**Exercise description**
Retype the whole listing, please, keeping every line exact and dropping the pictures.

**Data extract**
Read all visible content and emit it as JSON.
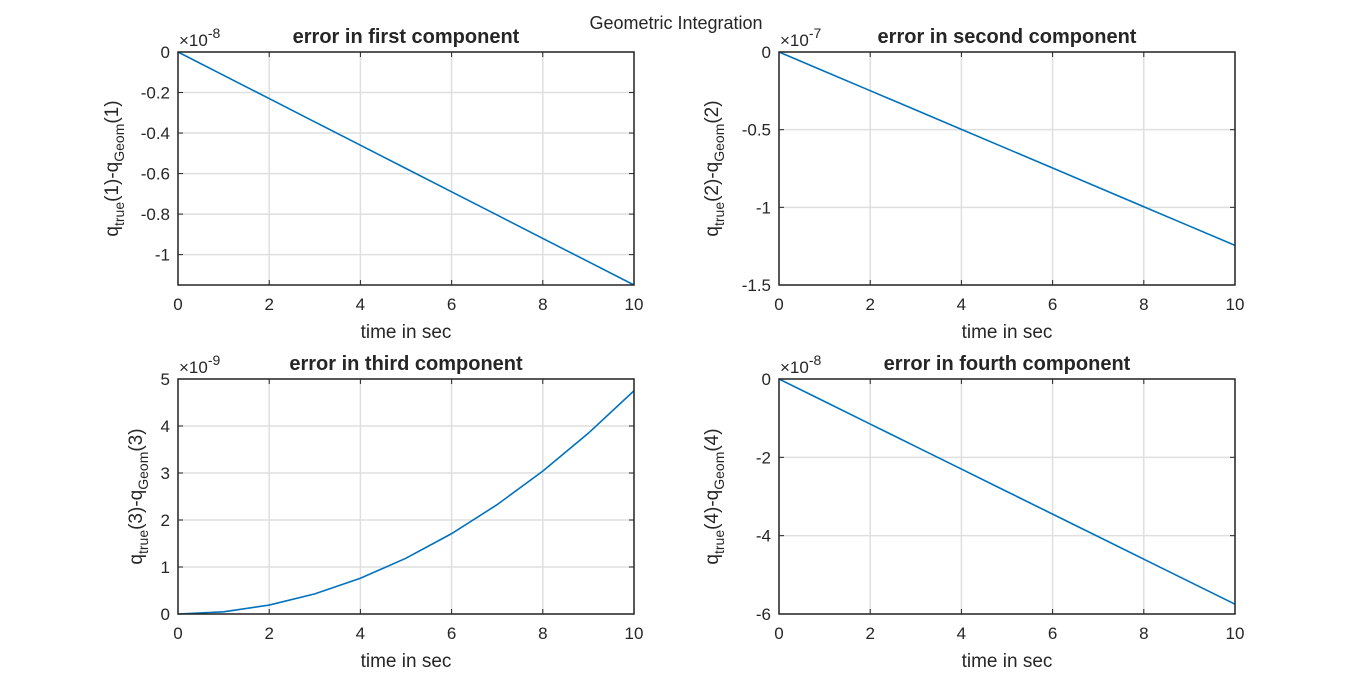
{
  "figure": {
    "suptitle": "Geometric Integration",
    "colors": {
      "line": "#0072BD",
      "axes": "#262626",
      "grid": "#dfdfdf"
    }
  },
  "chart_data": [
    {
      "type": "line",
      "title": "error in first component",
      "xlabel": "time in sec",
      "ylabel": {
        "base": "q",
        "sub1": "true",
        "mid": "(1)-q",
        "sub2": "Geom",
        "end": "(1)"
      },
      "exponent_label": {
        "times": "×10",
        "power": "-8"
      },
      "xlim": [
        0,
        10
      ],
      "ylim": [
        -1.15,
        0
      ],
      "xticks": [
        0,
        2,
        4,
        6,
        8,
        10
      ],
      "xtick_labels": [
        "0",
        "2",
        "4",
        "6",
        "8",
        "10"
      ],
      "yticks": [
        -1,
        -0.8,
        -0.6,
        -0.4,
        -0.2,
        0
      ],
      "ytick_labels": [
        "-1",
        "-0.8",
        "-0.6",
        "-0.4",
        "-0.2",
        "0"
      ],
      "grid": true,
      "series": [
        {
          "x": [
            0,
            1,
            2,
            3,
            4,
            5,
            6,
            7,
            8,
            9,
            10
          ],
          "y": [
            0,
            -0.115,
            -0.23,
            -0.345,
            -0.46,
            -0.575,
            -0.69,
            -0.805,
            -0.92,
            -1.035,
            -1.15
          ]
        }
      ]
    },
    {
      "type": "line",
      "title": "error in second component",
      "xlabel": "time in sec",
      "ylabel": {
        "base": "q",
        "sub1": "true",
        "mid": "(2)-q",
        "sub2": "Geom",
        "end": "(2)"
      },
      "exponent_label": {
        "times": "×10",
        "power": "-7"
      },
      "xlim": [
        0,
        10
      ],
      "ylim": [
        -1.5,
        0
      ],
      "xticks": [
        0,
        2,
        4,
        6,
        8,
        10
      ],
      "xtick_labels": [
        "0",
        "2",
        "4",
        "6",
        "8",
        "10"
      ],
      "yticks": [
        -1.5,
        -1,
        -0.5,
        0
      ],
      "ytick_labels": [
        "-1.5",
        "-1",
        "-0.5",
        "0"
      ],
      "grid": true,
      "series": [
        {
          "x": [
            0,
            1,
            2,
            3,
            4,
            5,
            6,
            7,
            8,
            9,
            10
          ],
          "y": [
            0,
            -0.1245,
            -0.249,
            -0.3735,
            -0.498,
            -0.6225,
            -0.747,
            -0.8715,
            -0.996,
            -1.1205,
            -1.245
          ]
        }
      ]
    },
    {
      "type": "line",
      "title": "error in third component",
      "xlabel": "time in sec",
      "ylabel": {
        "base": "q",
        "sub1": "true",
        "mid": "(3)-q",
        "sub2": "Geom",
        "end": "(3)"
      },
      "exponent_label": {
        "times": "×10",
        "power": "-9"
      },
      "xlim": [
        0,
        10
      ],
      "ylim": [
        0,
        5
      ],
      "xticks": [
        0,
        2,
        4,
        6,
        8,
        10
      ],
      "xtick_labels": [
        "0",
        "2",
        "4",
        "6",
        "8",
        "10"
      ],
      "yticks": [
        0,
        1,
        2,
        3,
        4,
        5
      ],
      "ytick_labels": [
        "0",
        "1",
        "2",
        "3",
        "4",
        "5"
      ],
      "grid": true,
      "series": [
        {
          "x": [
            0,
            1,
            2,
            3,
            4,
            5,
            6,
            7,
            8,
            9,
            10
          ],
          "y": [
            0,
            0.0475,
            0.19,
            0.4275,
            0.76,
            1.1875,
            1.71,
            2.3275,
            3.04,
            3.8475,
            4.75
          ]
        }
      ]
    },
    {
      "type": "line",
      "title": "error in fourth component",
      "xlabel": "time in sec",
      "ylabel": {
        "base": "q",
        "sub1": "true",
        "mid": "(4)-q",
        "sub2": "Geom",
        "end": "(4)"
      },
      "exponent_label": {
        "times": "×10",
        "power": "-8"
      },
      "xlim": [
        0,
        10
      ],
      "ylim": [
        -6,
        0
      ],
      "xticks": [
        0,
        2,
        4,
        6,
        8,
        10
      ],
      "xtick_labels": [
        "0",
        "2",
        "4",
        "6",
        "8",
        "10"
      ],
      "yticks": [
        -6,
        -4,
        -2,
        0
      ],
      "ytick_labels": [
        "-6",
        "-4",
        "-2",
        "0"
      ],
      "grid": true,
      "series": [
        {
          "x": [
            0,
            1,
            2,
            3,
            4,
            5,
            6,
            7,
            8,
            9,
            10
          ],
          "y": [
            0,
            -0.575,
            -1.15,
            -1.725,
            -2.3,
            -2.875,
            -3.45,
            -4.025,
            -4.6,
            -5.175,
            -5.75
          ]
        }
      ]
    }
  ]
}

**Solution**
Read all visible content and emit it as JSON.
{
  "figure": {
    "suptitle": "Geometric Integration",
    "colors": {
      "line": "#0072BD",
      "axes": "#262626",
      "grid": "#dfdfdf"
    }
  },
  "chart_data": [
    {
      "type": "line",
      "title": "error in first component",
      "xlabel": "time in sec",
      "ylabel": {
        "base": "q",
        "sub1": "true",
        "mid": "(1)-q",
        "sub2": "Geom",
        "end": "(1)"
      },
      "exponent_label": {
        "times": "×10",
        "power": "-8"
      },
      "xlim": [
        0,
        10
      ],
      "ylim": [
        -1.15,
        0
      ],
      "xticks": [
        0,
        2,
        4,
        6,
        8,
        10
      ],
      "xtick_labels": [
        "0",
        "2",
        "4",
        "6",
        "8",
        "10"
      ],
      "yticks": [
        -1,
        -0.8,
        -0.6,
        -0.4,
        -0.2,
        0
      ],
      "ytick_labels": [
        "-1",
        "-0.8",
        "-0.6",
        "-0.4",
        "-0.2",
        "0"
      ],
      "grid": true,
      "series": [
        {
          "x": [
            0,
            1,
            2,
            3,
            4,
            5,
            6,
            7,
            8,
            9,
            10
          ],
          "y": [
            0,
            -0.115,
            -0.23,
            -0.345,
            -0.46,
            -0.575,
            -0.69,
            -0.805,
            -0.92,
            -1.035,
            -1.15
          ]
        }
      ]
    },
    {
      "type": "line",
      "title": "error in second component",
      "xlabel": "time in sec",
      "ylabel": {
        "base": "q",
        "sub1": "true",
        "mid": "(2)-q",
        "sub2": "Geom",
        "end": "(2)"
      },
      "exponent_label": {
        "times": "×10",
        "power": "-7"
      },
      "xlim": [
        0,
        10
      ],
      "ylim": [
        -1.5,
        0
      ],
      "xticks": [
        0,
        2,
        4,
        6,
        8,
        10
      ],
      "xtick_labels": [
        "0",
        "2",
        "4",
        "6",
        "8",
        "10"
      ],
      "yticks": [
        -1.5,
        -1,
        -0.5,
        0
      ],
      "ytick_labels": [
        "-1.5",
        "-1",
        "-0.5",
        "0"
      ],
      "grid": true,
      "series": [
        {
          "x": [
            0,
            1,
            2,
            3,
            4,
            5,
            6,
            7,
            8,
            9,
            10
          ],
          "y": [
            0,
            -0.1245,
            -0.249,
            -0.3735,
            -0.498,
            -0.6225,
            -0.747,
            -0.8715,
            -0.996,
            -1.1205,
            -1.245
          ]
        }
      ]
    },
    {
      "type": "line",
      "title": "error in third component",
      "xlabel": "time in sec",
      "ylabel": {
        "base": "q",
        "sub1": "true",
        "mid": "(3)-q",
        "sub2": "Geom",
        "end": "(3)"
      },
      "exponent_label": {
        "times": "×10",
        "power": "-9"
      },
      "xlim": [
        0,
        10
      ],
      "ylim": [
        0,
        5
      ],
      "xticks": [
        0,
        2,
        4,
        6,
        8,
        10
      ],
      "xtick_labels": [
        "0",
        "2",
        "4",
        "6",
        "8",
        "10"
      ],
      "yticks": [
        0,
        1,
        2,
        3,
        4,
        5
      ],
      "ytick_labels": [
        "0",
        "1",
        "2",
        "3",
        "4",
        "5"
      ],
      "grid": true,
      "series": [
        {
          "x": [
            0,
            1,
            2,
            3,
            4,
            5,
            6,
            7,
            8,
            9,
            10
          ],
          "y": [
            0,
            0.0475,
            0.19,
            0.4275,
            0.76,
            1.1875,
            1.71,
            2.3275,
            3.04,
            3.8475,
            4.75
          ]
        }
      ]
    },
    {
      "type": "line",
      "title": "error in fourth component",
      "xlabel": "time in sec",
      "ylabel": {
        "base": "q",
        "sub1": "true",
        "mid": "(4)-q",
        "sub2": "Geom",
        "end": "(4)"
      },
      "exponent_label": {
        "times": "×10",
        "power": "-8"
      },
      "xlim": [
        0,
        10
      ],
      "ylim": [
        -6,
        0
      ],
      "xticks": [
        0,
        2,
        4,
        6,
        8,
        10
      ],
      "xtick_labels": [
        "0",
        "2",
        "4",
        "6",
        "8",
        "10"
      ],
      "yticks": [
        -6,
        -4,
        -2,
        0
      ],
      "ytick_labels": [
        "-6",
        "-4",
        "-2",
        "0"
      ],
      "grid": true,
      "series": [
        {
          "x": [
            0,
            1,
            2,
            3,
            4,
            5,
            6,
            7,
            8,
            9,
            10
          ],
          "y": [
            0,
            -0.575,
            -1.15,
            -1.725,
            -2.3,
            -2.875,
            -3.45,
            -4.025,
            -4.6,
            -5.175,
            -5.75
          ]
        }
      ]
    }
  ]
}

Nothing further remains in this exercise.